Collection entries
——
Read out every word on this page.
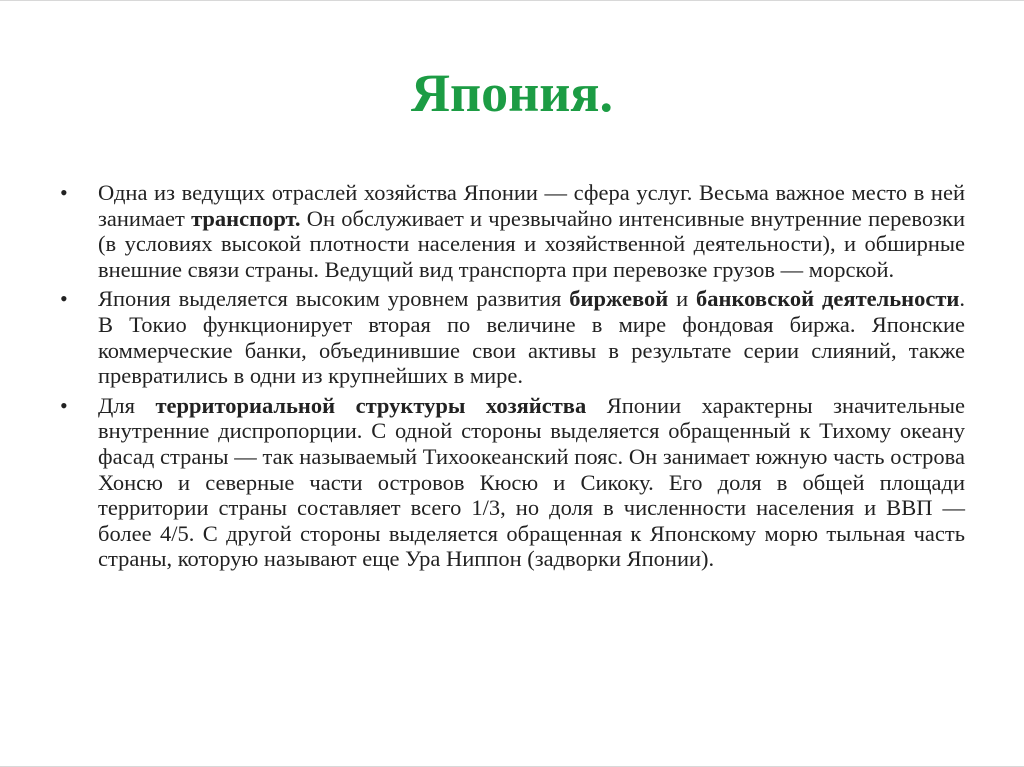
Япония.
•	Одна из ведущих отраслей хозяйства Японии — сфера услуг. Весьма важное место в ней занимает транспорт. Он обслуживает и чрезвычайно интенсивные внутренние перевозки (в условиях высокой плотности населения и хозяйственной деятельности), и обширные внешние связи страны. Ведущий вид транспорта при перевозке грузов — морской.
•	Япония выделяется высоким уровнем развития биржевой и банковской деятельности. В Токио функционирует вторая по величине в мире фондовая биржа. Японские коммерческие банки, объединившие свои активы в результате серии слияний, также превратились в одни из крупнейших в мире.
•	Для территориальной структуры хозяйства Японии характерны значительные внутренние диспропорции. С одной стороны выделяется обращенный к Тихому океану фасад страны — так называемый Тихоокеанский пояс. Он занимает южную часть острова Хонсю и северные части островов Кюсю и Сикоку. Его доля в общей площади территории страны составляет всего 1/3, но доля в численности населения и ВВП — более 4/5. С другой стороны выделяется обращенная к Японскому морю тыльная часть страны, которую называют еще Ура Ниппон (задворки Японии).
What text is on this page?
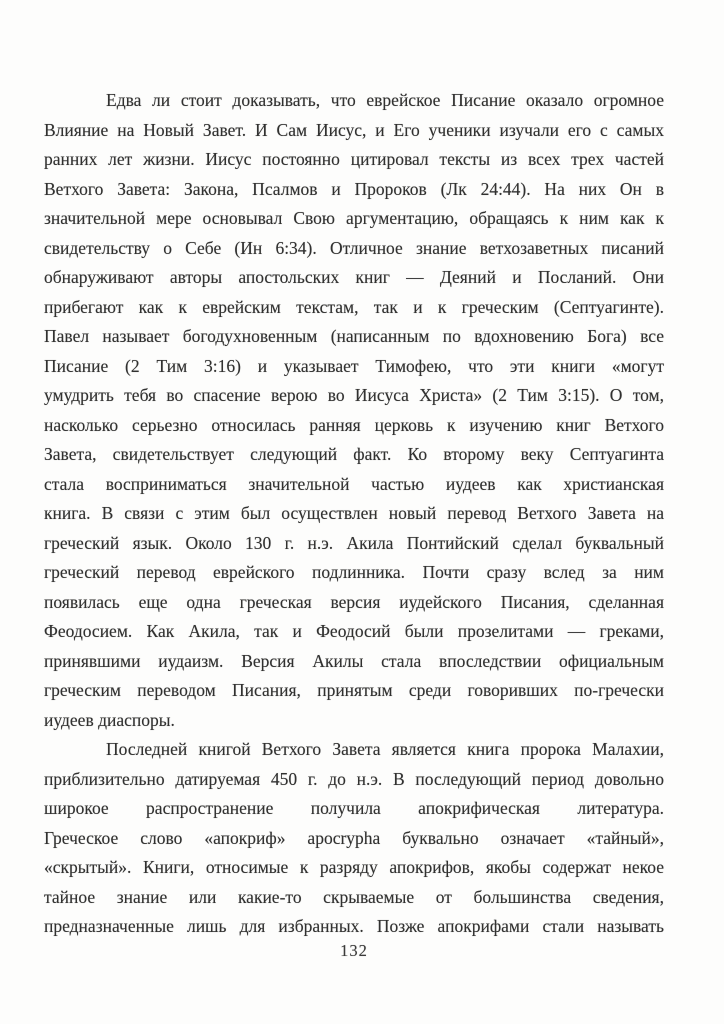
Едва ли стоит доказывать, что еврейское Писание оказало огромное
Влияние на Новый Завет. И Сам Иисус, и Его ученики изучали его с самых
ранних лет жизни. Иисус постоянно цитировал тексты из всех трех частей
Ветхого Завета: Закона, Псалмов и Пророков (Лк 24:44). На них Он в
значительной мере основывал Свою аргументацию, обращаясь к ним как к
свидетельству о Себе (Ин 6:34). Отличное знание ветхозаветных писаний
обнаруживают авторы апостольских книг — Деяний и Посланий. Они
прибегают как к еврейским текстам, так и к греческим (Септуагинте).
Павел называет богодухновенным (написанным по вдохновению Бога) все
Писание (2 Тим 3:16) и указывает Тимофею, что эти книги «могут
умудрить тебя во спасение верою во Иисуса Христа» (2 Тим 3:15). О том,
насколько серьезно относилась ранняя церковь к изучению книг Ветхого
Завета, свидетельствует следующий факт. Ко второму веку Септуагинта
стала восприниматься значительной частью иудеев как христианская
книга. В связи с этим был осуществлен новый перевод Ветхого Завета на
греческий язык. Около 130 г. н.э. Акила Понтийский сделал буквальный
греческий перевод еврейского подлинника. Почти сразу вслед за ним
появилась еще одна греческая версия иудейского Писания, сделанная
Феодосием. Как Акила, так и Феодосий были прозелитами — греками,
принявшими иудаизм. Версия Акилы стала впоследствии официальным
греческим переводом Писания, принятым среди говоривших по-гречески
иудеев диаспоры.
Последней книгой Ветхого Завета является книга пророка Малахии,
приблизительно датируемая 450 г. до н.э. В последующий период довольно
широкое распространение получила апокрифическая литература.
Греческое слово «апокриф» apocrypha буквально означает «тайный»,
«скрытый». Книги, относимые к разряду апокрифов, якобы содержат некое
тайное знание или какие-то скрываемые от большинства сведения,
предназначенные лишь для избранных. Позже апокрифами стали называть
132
——
◆ **Task to complete**
Reproduce the material above in full, exactly, with no images.

◆ **Solution to the problem**
Read out every word on this page.
Япония.
•	Одна из ведущих отраслей хозяйства Японии — сфера услуг. Весьма важное место в ней занимает транспорт. Он обслуживает и чрезвычайно интенсивные внутренние перевозки (в условиях высокой плотности населения и хозяйственной деятельности), и обширные внешние связи страны. Ведущий вид транспорта при перевозке грузов — морской.
•	Япония выделяется высоким уровнем развития биржевой и банковской деятельности. В Токио функционирует вторая по величине в мире фондовая биржа. Японские коммерческие банки, объединившие свои активы в результате серии слияний, также превратились в одни из крупнейших в мире.
•	Для территориальной структуры хозяйства Японии характерны значительные внутренние диспропорции. С одной стороны выделяется обращенный к Тихому океану фасад страны — так называемый Тихоокеанский пояс. Он занимает южную часть острова Хонсю и северные части островов Кюсю и Сикоку. Его доля в общей площади территории страны составляет всего 1/3, но доля в численности населения и ВВП — более 4/5. С другой стороны выделяется обращенная к Японскому морю тыльная часть страны, которую называют еще Ура Ниппон (задворки Японии).
What text is on this page?
Едва ли стоит доказывать, что еврейское Писание оказало огромное
Влияние на Новый Завет. И Сам Иисус, и Его ученики изучали его с самых
ранних лет жизни. Иисус постоянно цитировал тексты из всех трех частей
Ветхого Завета: Закона, Псалмов и Пророков (Лк 24:44). На них Он в
значительной мере основывал Свою аргументацию, обращаясь к ним как к
свидетельству о Себе (Ин 6:34). Отличное знание ветхозаветных писаний
обнаруживают авторы апостольских книг — Деяний и Посланий. Они
прибегают как к еврейским текстам, так и к греческим (Септуагинте).
Павел называет богодухновенным (написанным по вдохновению Бога) все
Писание (2 Тим 3:16) и указывает Тимофею, что эти книги «могут
умудрить тебя во спасение верою во Иисуса Христа» (2 Тим 3:15). О том,
насколько серьезно относилась ранняя церковь к изучению книг Ветхого
Завета, свидетельствует следующий факт. Ко второму веку Септуагинта
стала восприниматься значительной частью иудеев как христианская
книга. В связи с этим был осуществлен новый перевод Ветхого Завета на
греческий язык. Около 130 г. н.э. Акила Понтийский сделал буквальный
греческий перевод еврейского подлинника. Почти сразу вслед за ним
появилась еще одна греческая версия иудейского Писания, сделанная
Феодосием. Как Акила, так и Феодосий были прозелитами — греками,
принявшими иудаизм. Версия Акилы стала впоследствии официальным
греческим переводом Писания, принятым среди говоривших по-гречески
иудеев диаспоры.
Последней книгой Ветхого Завета является книга пророка Малахии,
приблизительно датируемая 450 г. до н.э. В последующий период довольно
широкое распространение получила апокрифическая литература.
Греческое слово «апокриф» apocrypha буквально означает «тайный»,
«скрытый». Книги, относимые к разряду апокрифов, якобы содержат некое
тайное знание или какие-то скрываемые от большинства сведения,
предназначенные лишь для избранных. Позже апокрифами стали называть
132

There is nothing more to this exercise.